## WHAT TO WORK ON
Could you copy every line from the material below in which "this" appears?

## EXERCISE MATERIAL
-------

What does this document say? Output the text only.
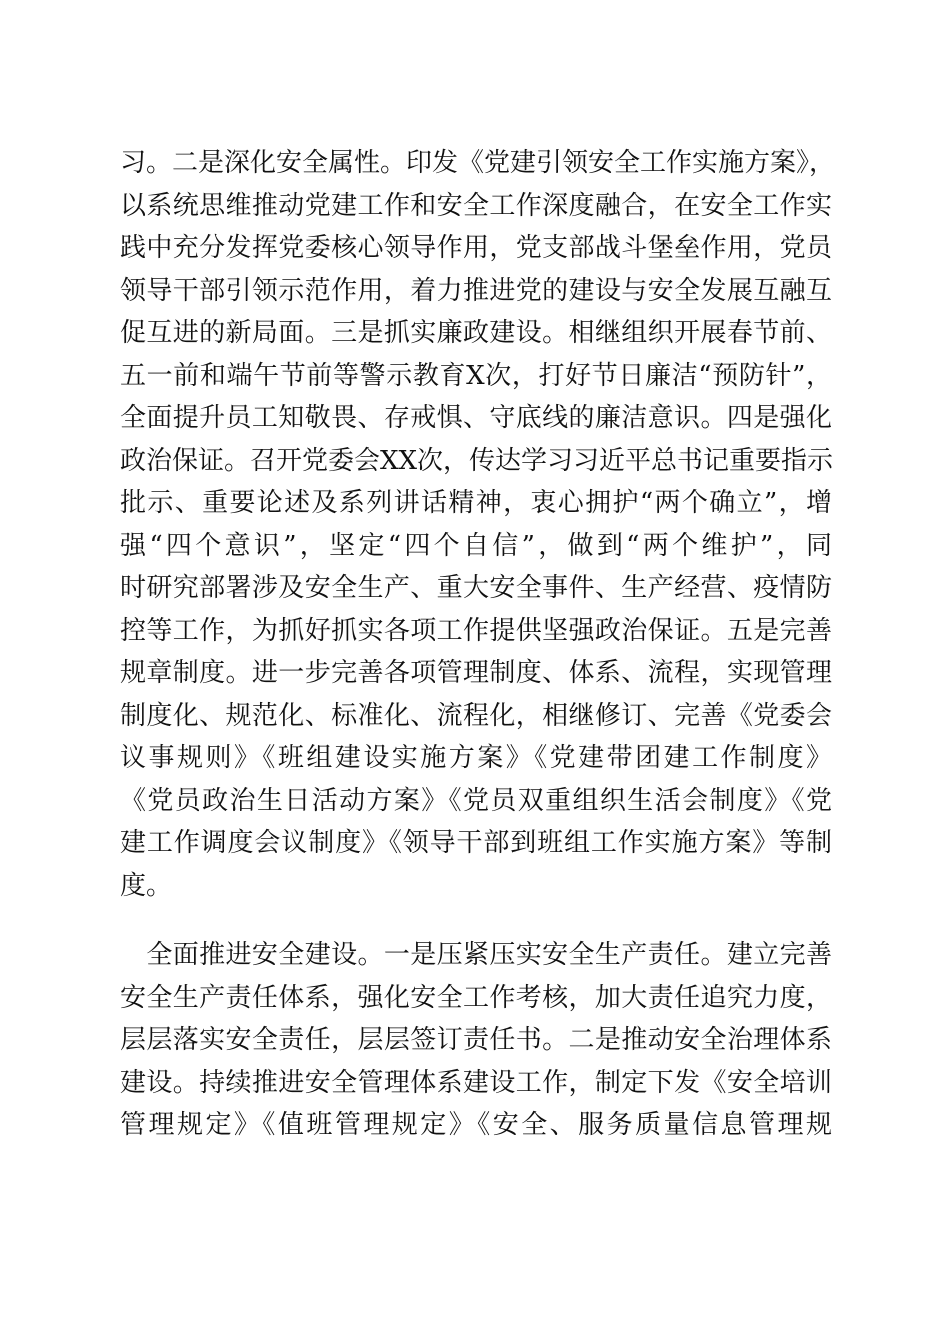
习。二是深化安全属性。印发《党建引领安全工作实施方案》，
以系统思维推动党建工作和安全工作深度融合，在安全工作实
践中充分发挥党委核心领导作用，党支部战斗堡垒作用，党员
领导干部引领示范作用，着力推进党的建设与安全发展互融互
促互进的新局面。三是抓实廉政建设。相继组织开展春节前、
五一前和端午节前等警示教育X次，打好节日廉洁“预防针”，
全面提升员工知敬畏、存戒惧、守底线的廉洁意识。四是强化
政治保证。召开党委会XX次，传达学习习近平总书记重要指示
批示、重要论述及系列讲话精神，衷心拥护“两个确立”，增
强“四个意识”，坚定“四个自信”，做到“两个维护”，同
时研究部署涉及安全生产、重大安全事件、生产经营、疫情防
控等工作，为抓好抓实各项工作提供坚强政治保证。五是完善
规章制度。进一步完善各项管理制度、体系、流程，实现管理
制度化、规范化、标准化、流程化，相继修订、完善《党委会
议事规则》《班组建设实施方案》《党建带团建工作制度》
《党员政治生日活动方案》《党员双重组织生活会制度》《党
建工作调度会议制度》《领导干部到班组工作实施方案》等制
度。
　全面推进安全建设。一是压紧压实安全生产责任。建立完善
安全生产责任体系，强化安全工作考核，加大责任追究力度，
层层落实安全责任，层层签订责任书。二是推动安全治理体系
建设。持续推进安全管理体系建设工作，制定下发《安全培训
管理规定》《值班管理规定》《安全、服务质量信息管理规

-------

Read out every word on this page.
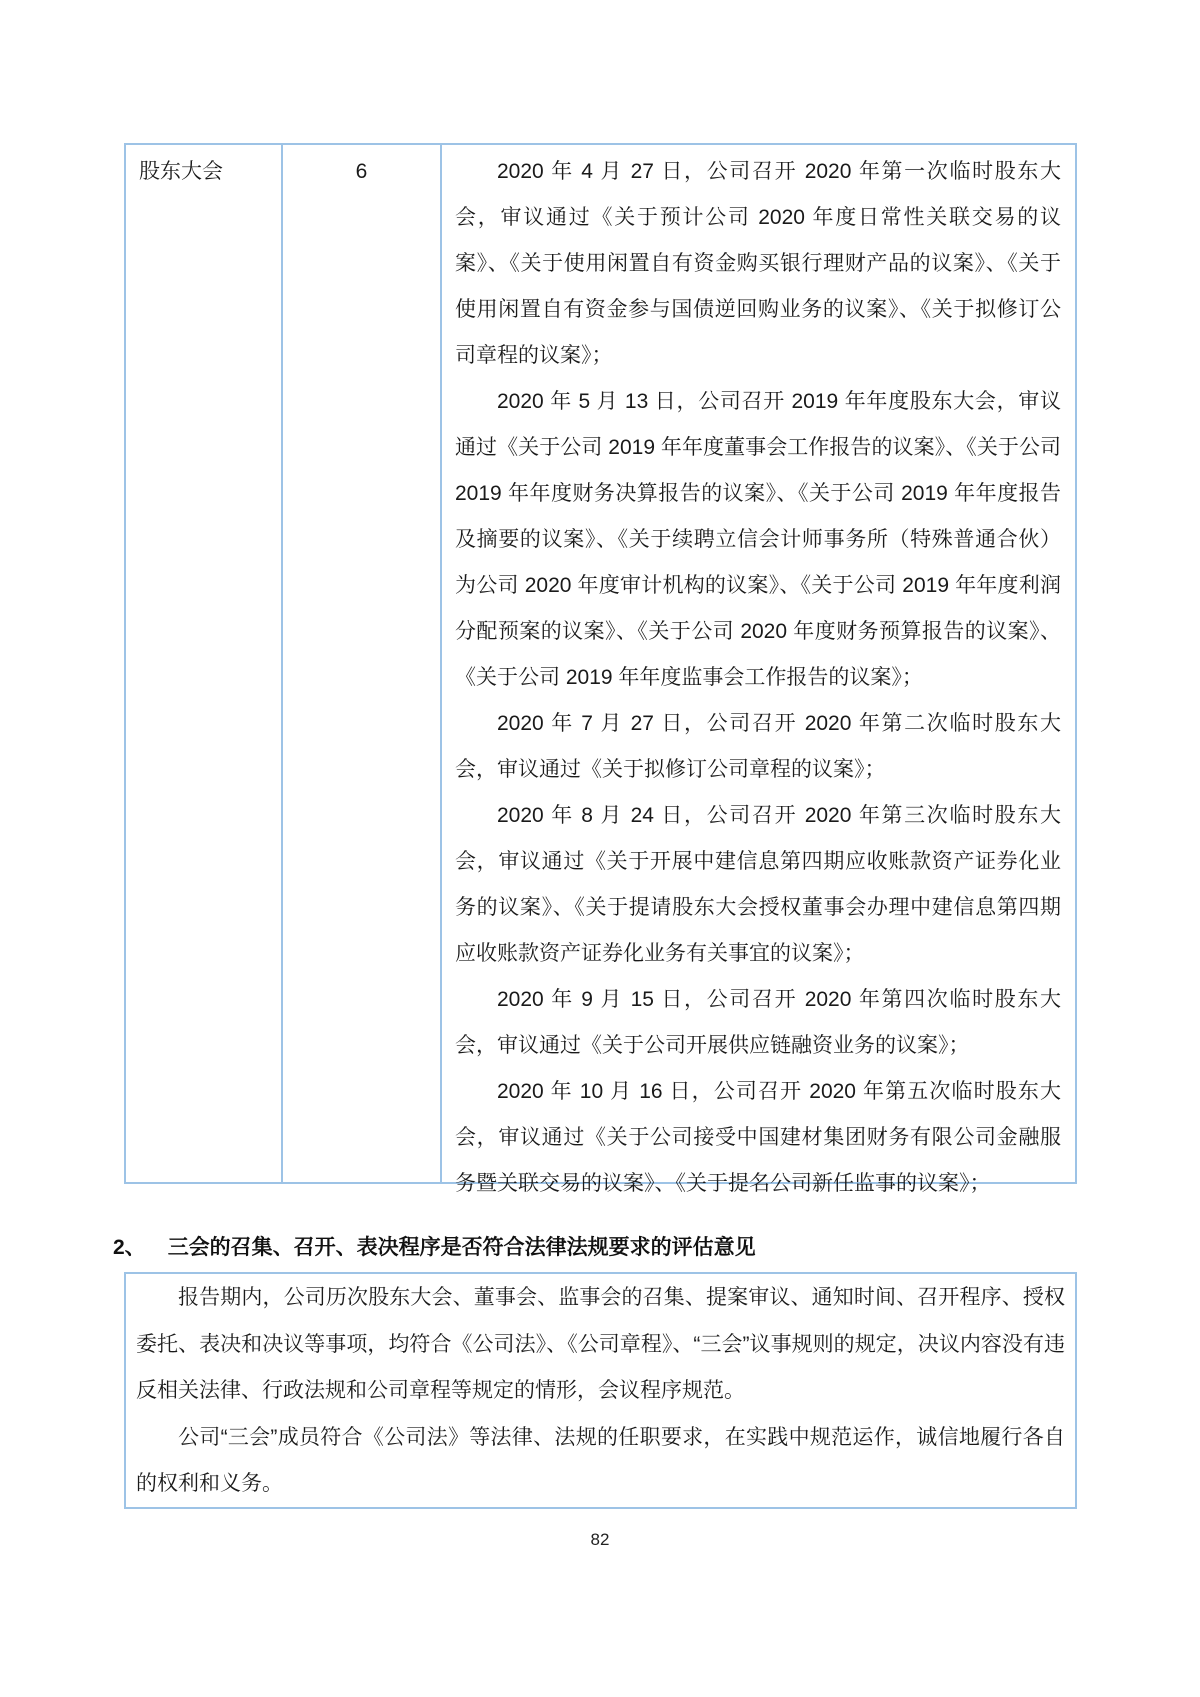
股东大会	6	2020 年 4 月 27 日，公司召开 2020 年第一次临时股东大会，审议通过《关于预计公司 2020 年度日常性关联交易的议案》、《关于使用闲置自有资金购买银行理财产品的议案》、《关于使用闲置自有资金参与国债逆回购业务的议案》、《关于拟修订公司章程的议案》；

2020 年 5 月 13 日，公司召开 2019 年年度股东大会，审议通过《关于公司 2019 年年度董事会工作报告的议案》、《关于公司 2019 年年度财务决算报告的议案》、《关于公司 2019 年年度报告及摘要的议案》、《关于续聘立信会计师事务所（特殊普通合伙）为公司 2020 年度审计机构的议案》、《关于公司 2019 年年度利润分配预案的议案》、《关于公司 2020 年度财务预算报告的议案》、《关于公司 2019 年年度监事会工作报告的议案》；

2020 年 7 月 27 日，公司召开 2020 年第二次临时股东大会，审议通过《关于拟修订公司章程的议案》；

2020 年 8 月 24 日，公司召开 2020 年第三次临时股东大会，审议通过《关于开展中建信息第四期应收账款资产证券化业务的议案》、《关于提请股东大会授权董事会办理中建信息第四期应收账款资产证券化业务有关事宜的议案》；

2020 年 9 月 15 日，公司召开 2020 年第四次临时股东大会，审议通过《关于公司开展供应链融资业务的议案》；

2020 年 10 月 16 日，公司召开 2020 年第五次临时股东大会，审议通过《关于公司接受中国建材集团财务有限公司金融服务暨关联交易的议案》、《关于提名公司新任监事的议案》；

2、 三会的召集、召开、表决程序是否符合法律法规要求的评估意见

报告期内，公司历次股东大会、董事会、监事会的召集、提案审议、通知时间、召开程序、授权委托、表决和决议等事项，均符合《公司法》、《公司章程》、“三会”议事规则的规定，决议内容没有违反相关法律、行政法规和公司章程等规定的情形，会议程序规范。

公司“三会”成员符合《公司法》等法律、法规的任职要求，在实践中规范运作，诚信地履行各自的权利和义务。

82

-------

## REPLY
What does this document say? Output the text only.
Read out every word on this page.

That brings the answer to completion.